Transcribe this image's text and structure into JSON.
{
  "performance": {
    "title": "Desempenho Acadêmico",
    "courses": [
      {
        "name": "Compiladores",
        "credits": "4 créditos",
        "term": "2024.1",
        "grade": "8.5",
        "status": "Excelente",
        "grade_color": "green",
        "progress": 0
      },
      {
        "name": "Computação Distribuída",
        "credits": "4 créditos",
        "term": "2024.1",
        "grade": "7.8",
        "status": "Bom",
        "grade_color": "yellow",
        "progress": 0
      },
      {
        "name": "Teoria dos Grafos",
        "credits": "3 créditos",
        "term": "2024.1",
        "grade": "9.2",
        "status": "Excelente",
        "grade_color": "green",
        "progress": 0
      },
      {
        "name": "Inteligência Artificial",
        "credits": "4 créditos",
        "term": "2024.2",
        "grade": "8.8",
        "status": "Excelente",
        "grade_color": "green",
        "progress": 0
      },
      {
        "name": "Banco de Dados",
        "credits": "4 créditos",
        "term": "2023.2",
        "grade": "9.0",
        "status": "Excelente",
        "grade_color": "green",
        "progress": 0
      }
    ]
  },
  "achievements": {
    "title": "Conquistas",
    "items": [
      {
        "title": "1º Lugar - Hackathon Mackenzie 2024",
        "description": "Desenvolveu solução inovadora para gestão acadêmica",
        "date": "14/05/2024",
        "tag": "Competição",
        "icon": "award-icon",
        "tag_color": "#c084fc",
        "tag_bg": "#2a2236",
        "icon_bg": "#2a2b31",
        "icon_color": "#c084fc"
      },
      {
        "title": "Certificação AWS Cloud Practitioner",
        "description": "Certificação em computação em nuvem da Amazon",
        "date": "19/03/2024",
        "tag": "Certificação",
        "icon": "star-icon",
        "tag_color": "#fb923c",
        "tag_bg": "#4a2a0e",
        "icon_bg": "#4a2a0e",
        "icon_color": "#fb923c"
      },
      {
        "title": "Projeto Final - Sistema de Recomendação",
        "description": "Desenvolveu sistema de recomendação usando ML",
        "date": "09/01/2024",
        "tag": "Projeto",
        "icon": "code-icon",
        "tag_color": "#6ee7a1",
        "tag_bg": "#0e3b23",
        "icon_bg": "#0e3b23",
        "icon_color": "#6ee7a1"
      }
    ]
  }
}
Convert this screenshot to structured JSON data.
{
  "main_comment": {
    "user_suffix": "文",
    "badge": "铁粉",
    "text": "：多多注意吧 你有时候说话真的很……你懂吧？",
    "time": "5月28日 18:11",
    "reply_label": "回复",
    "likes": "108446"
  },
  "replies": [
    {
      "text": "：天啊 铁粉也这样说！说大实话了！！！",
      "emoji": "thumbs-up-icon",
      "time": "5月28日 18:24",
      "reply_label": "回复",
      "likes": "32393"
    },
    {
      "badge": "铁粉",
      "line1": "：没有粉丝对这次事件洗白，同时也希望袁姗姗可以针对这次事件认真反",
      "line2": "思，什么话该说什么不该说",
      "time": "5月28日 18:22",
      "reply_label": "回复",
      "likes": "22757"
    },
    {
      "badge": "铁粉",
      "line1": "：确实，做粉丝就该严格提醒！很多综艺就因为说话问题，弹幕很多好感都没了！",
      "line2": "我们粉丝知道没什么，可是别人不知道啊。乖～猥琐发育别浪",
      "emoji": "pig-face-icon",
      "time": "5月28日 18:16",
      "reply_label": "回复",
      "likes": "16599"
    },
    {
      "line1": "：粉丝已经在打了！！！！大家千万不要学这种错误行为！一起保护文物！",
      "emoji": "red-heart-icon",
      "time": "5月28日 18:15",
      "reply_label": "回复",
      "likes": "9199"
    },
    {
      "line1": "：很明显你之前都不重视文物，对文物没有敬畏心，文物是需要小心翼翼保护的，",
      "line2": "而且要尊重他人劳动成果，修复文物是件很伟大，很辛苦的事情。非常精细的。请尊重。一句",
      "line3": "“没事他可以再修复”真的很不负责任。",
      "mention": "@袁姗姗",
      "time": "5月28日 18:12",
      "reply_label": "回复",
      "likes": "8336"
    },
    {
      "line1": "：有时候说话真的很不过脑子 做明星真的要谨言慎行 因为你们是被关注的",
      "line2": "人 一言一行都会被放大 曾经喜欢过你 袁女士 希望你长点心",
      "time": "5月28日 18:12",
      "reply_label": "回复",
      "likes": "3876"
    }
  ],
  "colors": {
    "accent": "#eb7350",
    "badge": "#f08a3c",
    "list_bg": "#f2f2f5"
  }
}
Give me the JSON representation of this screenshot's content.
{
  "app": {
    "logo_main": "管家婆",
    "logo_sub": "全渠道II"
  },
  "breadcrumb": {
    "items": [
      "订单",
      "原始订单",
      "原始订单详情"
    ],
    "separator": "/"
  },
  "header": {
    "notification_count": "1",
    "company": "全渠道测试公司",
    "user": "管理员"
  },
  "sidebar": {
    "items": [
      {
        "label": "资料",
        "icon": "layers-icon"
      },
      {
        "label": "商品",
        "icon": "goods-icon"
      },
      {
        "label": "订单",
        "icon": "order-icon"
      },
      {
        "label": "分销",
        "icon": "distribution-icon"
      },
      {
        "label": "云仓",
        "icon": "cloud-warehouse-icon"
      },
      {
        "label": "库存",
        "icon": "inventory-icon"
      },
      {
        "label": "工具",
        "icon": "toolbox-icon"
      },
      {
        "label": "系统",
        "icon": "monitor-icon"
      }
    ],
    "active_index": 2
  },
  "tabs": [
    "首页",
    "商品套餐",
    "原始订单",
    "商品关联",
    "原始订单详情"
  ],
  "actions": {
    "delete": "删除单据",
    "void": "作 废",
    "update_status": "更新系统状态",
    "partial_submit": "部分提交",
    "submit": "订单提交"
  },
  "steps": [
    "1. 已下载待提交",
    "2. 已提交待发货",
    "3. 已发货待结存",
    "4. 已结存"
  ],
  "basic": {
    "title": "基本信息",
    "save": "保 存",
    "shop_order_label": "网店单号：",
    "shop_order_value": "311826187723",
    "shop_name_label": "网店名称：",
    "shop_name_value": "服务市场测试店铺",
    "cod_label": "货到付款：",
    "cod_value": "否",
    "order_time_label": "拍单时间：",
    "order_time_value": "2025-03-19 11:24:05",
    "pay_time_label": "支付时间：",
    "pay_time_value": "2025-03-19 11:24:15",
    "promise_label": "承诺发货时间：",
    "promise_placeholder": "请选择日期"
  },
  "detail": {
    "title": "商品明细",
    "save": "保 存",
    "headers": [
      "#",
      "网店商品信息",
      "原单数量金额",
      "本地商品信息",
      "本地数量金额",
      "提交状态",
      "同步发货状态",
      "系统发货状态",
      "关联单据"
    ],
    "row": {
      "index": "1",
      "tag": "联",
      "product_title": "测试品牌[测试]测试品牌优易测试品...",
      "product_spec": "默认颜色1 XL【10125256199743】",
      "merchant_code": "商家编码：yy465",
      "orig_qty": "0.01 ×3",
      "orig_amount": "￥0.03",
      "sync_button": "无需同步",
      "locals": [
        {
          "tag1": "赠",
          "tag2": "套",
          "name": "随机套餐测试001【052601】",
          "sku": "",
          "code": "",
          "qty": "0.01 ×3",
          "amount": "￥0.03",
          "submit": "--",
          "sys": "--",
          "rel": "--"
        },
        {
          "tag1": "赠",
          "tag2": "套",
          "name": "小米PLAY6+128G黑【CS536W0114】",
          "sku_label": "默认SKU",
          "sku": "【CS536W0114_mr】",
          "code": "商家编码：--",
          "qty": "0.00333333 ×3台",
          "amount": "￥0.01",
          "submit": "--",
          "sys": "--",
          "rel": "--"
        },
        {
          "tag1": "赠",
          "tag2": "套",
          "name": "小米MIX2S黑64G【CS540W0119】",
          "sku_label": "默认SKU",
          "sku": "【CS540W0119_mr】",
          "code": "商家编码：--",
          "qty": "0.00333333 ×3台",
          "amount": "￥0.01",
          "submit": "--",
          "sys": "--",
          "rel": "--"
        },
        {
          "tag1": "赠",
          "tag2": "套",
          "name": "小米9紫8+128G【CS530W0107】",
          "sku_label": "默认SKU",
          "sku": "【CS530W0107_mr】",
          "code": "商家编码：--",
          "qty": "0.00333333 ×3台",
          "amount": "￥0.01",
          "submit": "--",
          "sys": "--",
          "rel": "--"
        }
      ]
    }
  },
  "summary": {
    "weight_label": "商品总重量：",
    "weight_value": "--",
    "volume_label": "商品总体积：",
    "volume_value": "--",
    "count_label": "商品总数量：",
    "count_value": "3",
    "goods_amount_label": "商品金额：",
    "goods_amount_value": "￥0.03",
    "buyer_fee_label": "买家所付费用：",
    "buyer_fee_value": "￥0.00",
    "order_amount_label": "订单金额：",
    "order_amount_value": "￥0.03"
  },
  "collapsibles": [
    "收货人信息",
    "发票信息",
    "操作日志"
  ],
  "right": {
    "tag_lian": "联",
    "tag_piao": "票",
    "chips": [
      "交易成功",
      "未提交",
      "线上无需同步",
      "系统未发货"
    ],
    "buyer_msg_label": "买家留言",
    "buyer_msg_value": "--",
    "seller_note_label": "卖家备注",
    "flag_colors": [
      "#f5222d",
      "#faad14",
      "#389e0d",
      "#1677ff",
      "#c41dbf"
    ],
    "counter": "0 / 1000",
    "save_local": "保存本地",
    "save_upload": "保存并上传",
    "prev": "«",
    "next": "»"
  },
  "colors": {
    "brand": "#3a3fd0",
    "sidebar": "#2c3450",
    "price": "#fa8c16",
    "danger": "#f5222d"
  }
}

————————

#### What the exercise asks:
Search the entries for the word "emoji", then gather every line that has it.

#### Expected output:
      "emoji": "thumbs-up-icon",
      "emoji": "pig-face-icon",
      "emoji": "red-heart-icon",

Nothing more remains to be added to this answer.